>> BEGIN DATASET CONTENT

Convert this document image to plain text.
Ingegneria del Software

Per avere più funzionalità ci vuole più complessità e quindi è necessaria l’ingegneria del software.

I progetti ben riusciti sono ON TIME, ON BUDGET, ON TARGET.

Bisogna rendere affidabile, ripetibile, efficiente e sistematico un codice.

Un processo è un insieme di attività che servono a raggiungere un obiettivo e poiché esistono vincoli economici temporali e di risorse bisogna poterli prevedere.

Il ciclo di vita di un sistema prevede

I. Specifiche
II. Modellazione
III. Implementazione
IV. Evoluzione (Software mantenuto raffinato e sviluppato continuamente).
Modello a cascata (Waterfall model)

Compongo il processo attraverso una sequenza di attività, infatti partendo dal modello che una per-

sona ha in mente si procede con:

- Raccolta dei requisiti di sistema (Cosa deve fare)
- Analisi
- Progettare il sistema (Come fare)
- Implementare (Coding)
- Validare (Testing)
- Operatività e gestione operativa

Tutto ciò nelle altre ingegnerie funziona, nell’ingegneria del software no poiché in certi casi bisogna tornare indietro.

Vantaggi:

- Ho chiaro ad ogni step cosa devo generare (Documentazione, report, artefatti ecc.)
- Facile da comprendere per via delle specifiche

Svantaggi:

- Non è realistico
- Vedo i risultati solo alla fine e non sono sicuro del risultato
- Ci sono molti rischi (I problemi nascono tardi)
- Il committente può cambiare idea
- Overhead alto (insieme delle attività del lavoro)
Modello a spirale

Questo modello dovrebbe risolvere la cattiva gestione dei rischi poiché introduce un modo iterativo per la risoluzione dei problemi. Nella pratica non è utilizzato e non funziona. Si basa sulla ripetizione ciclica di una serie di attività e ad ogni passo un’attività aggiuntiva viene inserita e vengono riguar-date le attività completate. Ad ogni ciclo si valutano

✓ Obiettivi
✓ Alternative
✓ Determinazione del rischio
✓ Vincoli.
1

>> END DATASET CONTENT
>> BEGIN DATASET CONTENT

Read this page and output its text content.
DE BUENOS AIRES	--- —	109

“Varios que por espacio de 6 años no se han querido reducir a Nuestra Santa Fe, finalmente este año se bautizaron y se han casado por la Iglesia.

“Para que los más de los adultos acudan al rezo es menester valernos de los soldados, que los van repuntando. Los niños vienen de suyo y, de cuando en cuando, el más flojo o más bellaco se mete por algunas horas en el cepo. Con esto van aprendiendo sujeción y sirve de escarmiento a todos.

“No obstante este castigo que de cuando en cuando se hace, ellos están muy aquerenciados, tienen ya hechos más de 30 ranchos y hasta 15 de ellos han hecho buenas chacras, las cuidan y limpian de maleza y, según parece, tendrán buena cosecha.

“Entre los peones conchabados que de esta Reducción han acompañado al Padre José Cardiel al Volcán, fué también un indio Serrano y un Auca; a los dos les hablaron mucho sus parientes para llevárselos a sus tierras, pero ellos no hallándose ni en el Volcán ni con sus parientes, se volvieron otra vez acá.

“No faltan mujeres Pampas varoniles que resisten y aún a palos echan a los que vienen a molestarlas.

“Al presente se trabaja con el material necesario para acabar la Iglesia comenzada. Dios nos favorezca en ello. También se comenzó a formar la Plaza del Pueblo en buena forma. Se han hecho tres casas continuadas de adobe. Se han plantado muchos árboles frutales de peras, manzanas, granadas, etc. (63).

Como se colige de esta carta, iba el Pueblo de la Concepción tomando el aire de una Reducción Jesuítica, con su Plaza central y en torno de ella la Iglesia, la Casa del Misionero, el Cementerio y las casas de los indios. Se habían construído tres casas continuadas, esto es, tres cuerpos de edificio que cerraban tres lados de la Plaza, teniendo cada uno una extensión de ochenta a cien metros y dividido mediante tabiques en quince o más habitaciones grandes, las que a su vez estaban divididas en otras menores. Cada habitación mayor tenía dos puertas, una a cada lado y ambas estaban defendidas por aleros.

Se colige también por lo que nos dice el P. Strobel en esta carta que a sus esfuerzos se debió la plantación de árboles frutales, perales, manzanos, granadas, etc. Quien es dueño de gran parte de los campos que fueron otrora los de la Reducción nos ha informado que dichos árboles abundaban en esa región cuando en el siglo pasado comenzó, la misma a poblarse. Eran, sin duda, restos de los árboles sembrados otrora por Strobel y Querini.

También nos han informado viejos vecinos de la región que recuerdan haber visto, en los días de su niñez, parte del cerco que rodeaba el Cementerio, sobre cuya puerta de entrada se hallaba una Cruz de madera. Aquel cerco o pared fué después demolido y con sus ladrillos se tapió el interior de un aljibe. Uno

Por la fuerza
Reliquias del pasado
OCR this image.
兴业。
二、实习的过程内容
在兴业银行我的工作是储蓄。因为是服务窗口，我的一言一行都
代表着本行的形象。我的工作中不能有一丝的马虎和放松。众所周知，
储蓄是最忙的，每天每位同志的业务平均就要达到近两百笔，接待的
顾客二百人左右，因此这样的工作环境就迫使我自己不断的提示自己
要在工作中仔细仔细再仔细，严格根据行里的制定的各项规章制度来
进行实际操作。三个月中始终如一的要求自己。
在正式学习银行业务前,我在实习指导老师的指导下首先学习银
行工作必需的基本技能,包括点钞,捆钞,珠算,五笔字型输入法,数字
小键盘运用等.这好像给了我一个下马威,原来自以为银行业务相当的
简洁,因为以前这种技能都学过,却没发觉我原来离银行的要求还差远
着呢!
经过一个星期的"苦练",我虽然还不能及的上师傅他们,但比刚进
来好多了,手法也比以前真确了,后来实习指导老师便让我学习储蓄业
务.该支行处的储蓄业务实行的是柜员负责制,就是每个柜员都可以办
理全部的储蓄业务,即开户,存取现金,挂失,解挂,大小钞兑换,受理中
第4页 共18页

>> END DATASET CONTENT

> [WHAT TO PRODUCE]:
Reply with one number only: how many lines of the listing hold "informado"?

> [CORRECT ANSWER]:
2